The listing beneath should be written out in full, exactly as shown.

--- start of TASK DATA ---

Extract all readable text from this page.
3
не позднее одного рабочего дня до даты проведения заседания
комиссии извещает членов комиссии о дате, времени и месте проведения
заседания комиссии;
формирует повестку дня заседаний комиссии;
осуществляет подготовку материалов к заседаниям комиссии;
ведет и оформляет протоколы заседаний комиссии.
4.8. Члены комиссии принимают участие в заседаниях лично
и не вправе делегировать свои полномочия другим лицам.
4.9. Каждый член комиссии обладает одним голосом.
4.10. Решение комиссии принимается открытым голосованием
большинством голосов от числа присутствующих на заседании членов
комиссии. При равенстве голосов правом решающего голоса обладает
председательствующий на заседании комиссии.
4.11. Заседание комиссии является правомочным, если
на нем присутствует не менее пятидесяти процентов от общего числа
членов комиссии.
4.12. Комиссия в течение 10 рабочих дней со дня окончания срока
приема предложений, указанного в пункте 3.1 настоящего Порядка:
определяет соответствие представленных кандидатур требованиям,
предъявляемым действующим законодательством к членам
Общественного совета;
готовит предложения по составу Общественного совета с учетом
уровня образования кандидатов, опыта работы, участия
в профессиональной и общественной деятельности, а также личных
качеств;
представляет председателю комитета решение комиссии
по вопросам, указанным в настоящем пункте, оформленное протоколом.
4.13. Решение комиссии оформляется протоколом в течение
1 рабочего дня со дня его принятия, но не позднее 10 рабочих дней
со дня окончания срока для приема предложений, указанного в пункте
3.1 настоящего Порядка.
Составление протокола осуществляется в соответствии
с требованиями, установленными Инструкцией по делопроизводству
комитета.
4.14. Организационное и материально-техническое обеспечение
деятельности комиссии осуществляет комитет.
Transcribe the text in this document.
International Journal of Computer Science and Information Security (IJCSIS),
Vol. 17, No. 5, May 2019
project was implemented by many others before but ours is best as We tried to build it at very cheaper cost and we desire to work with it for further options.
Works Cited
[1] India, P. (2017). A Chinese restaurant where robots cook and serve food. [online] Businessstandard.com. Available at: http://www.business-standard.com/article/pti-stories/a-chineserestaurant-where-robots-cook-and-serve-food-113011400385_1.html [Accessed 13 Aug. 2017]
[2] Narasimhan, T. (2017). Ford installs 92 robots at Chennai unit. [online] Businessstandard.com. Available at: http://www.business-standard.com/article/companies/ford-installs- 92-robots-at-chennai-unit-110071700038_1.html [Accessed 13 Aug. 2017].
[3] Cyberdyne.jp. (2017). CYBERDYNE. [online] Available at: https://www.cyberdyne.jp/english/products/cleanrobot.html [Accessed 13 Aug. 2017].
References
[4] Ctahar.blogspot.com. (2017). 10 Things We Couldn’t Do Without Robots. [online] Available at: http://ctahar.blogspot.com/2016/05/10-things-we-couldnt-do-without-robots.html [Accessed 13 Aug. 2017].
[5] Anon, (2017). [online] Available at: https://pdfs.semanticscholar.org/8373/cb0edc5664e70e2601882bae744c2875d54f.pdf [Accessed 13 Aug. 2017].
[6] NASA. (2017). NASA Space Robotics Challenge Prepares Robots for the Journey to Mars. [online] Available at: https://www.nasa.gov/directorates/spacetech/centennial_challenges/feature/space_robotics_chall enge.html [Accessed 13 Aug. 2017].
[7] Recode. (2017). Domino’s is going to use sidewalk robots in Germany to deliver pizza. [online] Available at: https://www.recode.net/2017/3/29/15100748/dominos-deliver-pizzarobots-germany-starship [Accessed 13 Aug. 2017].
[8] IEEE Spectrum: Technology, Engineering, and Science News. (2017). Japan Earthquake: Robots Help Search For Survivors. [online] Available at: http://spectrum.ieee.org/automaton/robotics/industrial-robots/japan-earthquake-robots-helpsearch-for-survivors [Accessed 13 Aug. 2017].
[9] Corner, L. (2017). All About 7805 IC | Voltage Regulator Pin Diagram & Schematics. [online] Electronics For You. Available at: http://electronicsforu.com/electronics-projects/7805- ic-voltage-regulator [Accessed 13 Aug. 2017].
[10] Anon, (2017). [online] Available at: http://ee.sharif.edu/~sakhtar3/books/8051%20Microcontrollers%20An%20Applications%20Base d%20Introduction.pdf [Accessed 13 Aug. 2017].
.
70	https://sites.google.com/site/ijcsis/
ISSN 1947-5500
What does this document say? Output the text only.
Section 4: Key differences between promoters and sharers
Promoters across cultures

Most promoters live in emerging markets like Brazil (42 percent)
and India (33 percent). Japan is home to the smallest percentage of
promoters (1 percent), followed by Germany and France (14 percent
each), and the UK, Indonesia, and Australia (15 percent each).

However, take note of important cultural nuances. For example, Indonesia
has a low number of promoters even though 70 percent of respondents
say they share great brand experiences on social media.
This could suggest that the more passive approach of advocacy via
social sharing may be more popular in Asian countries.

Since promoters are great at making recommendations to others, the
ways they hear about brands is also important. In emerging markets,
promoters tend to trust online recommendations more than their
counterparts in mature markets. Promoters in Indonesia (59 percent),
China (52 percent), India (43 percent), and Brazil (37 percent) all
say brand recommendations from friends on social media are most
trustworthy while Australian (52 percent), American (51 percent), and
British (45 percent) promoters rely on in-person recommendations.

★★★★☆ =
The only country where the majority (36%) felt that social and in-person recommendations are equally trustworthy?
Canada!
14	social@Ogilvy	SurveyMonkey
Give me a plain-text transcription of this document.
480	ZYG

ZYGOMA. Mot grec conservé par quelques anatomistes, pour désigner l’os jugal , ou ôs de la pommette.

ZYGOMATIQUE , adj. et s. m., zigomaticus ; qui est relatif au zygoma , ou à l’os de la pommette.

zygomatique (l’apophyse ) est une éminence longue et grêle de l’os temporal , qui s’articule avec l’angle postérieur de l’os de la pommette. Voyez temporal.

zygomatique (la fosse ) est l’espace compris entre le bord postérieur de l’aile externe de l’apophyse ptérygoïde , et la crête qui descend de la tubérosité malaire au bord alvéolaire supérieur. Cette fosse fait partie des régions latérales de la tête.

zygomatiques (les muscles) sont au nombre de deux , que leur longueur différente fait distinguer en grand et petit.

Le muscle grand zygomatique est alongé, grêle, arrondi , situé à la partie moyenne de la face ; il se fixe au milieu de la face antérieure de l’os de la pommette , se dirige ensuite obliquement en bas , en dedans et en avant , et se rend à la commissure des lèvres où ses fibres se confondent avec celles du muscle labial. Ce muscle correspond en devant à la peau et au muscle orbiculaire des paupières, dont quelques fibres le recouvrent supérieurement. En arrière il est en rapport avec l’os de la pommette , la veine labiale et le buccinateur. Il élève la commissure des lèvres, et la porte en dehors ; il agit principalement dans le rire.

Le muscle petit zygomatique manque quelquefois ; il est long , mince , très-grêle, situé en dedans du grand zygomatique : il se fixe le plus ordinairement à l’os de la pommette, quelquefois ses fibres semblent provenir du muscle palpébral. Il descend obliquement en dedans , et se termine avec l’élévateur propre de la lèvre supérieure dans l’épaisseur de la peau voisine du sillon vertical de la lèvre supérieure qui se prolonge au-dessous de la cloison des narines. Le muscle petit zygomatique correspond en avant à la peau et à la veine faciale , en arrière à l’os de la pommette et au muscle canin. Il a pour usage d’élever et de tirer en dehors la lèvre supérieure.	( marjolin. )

--- end of TASK DATA ---

▶ [EXERCISE RESPONSE]
Extract all readable text from this page.
3
не позднее одного рабочего дня до даты проведения заседания
комиссии извещает членов комиссии о дате, времени и месте проведения
заседания комиссии;
формирует повестку дня заседаний комиссии;
осуществляет подготовку материалов к заседаниям комиссии;
ведет и оформляет протоколы заседаний комиссии.
4.8. Члены комиссии принимают участие в заседаниях лично
и не вправе делегировать свои полномочия другим лицам.
4.9. Каждый член комиссии обладает одним голосом.
4.10. Решение комиссии принимается открытым голосованием
большинством голосов от числа присутствующих на заседании членов
комиссии. При равенстве голосов правом решающего голоса обладает
председательствующий на заседании комиссии.
4.11. Заседание комиссии является правомочным, если
на нем присутствует не менее пятидесяти процентов от общего числа
членов комиссии.
4.12. Комиссия в течение 10 рабочих дней со дня окончания срока
приема предложений, указанного в пункте 3.1 настоящего Порядка:
определяет соответствие представленных кандидатур требованиям,
предъявляемым действующим законодательством к членам
Общественного совета;
готовит предложения по составу Общественного совета с учетом
уровня образования кандидатов, опыта работы, участия
в профессиональной и общественной деятельности, а также личных
качеств;
представляет председателю комитета решение комиссии
по вопросам, указанным в настоящем пункте, оформленное протоколом.
4.13. Решение комиссии оформляется протоколом в течение
1 рабочего дня со дня его принятия, но не позднее 10 рабочих дней
со дня окончания срока для приема предложений, указанного в пункте
3.1 настоящего Порядка.
Составление протокола осуществляется в соответствии
с требованиями, установленными Инструкцией по делопроизводству
комитета.
4.14. Организационное и материально-техническое обеспечение
деятельности комиссии осуществляет комитет.
Transcribe the text in this document.
International Journal of Computer Science and Information Security (IJCSIS),
Vol. 17, No. 5, May 2019
project was implemented by many others before but ours is best as We tried to build it at very cheaper cost and we desire to work with it for further options.
Works Cited
[1] India, P. (2017). A Chinese restaurant where robots cook and serve food. [online] Businessstandard.com. Available at: http://www.business-standard.com/article/pti-stories/a-chineserestaurant-where-robots-cook-and-serve-food-113011400385_1.html [Accessed 13 Aug. 2017]
[2] Narasimhan, T. (2017). Ford installs 92 robots at Chennai unit. [online] Businessstandard.com. Available at: http://www.business-standard.com/article/companies/ford-installs- 92-robots-at-chennai-unit-110071700038_1.html [Accessed 13 Aug. 2017].
[3] Cyberdyne.jp. (2017). CYBERDYNE. [online] Available at: https://www.cyberdyne.jp/english/products/cleanrobot.html [Accessed 13 Aug. 2017].
References
[4] Ctahar.blogspot.com. (2017). 10 Things We Couldn’t Do Without Robots. [online] Available at: http://ctahar.blogspot.com/2016/05/10-things-we-couldnt-do-without-robots.html [Accessed 13 Aug. 2017].
[5] Anon, (2017). [online] Available at: https://pdfs.semanticscholar.org/8373/cb0edc5664e70e2601882bae744c2875d54f.pdf [Accessed 13 Aug. 2017].
[6] NASA. (2017). NASA Space Robotics Challenge Prepares Robots for the Journey to Mars. [online] Available at: https://www.nasa.gov/directorates/spacetech/centennial_challenges/feature/space_robotics_chall enge.html [Accessed 13 Aug. 2017].
[7] Recode. (2017). Domino’s is going to use sidewalk robots in Germany to deliver pizza. [online] Available at: https://www.recode.net/2017/3/29/15100748/dominos-deliver-pizzarobots-germany-starship [Accessed 13 Aug. 2017].
[8] IEEE Spectrum: Technology, Engineering, and Science News. (2017). Japan Earthquake: Robots Help Search For Survivors. [online] Available at: http://spectrum.ieee.org/automaton/robotics/industrial-robots/japan-earthquake-robots-helpsearch-for-survivors [Accessed 13 Aug. 2017].
[9] Corner, L. (2017). All About 7805 IC | Voltage Regulator Pin Diagram & Schematics. [online] Electronics For You. Available at: http://electronicsforu.com/electronics-projects/7805- ic-voltage-regulator [Accessed 13 Aug. 2017].
[10] Anon, (2017). [online] Available at: http://ee.sharif.edu/~sakhtar3/books/8051%20Microcontrollers%20An%20Applications%20Base d%20Introduction.pdf [Accessed 13 Aug. 2017].
.
70	https://sites.google.com/site/ijcsis/
ISSN 1947-5500
What does this document say? Output the text only.
Section 4: Key differences between promoters and sharers
Promoters across cultures

Most promoters live in emerging markets like Brazil (42 percent)
and India (33 percent). Japan is home to the smallest percentage of
promoters (1 percent), followed by Germany and France (14 percent
each), and the UK, Indonesia, and Australia (15 percent each).

However, take note of important cultural nuances. For example, Indonesia
has a low number of promoters even though 70 percent of respondents
say they share great brand experiences on social media.
This could suggest that the more passive approach of advocacy via
social sharing may be more popular in Asian countries.

Since promoters are great at making recommendations to others, the
ways they hear about brands is also important. In emerging markets,
promoters tend to trust online recommendations more than their
counterparts in mature markets. Promoters in Indonesia (59 percent),
China (52 percent), India (43 percent), and Brazil (37 percent) all
say brand recommendations from friends on social media are most
trustworthy while Australian (52 percent), American (51 percent), and
British (45 percent) promoters rely on in-person recommendations.

★★★★☆ =
The only country where the majority (36%) felt that social and in-person recommendations are equally trustworthy?
Canada!
14	social@Ogilvy	SurveyMonkey
Give me a plain-text transcription of this document.
480	ZYG

ZYGOMA. Mot grec conservé par quelques anatomistes, pour désigner l’os jugal , ou ôs de la pommette.

ZYGOMATIQUE , adj. et s. m., zigomaticus ; qui est relatif au zygoma , ou à l’os de la pommette.

zygomatique (l’apophyse ) est une éminence longue et grêle de l’os temporal , qui s’articule avec l’angle postérieur de l’os de la pommette. Voyez temporal.

zygomatique (la fosse ) est l’espace compris entre le bord postérieur de l’aile externe de l’apophyse ptérygoïde , et la crête qui descend de la tubérosité malaire au bord alvéolaire supérieur. Cette fosse fait partie des régions latérales de la tête.

zygomatiques (les muscles) sont au nombre de deux , que leur longueur différente fait distinguer en grand et petit.

Le muscle grand zygomatique est alongé, grêle, arrondi , situé à la partie moyenne de la face ; il se fixe au milieu de la face antérieure de l’os de la pommette , se dirige ensuite obliquement en bas , en dedans et en avant , et se rend à la commissure des lèvres où ses fibres se confondent avec celles du muscle labial. Ce muscle correspond en devant à la peau et au muscle orbiculaire des paupières, dont quelques fibres le recouvrent supérieurement. En arrière il est en rapport avec l’os de la pommette , la veine labiale et le buccinateur. Il élève la commissure des lèvres, et la porte en dehors ; il agit principalement dans le rire.

Le muscle petit zygomatique manque quelquefois ; il est long , mince , très-grêle, situé en dedans du grand zygomatique : il se fixe le plus ordinairement à l’os de la pommette, quelquefois ses fibres semblent provenir du muscle palpébral. Il descend obliquement en dedans , et se termine avec l’élévateur propre de la lèvre supérieure dans l’épaisseur de la peau voisine du sillon vertical de la lèvre supérieure qui se prolonge au-dessous de la cloison des narines. Le muscle petit zygomatique correspond en avant à la peau et à la veine faciale , en arrière à l’os de la pommette et au muscle canin. Il a pour usage d’élever et de tirer en dehors la lèvre supérieure.	( marjolin. )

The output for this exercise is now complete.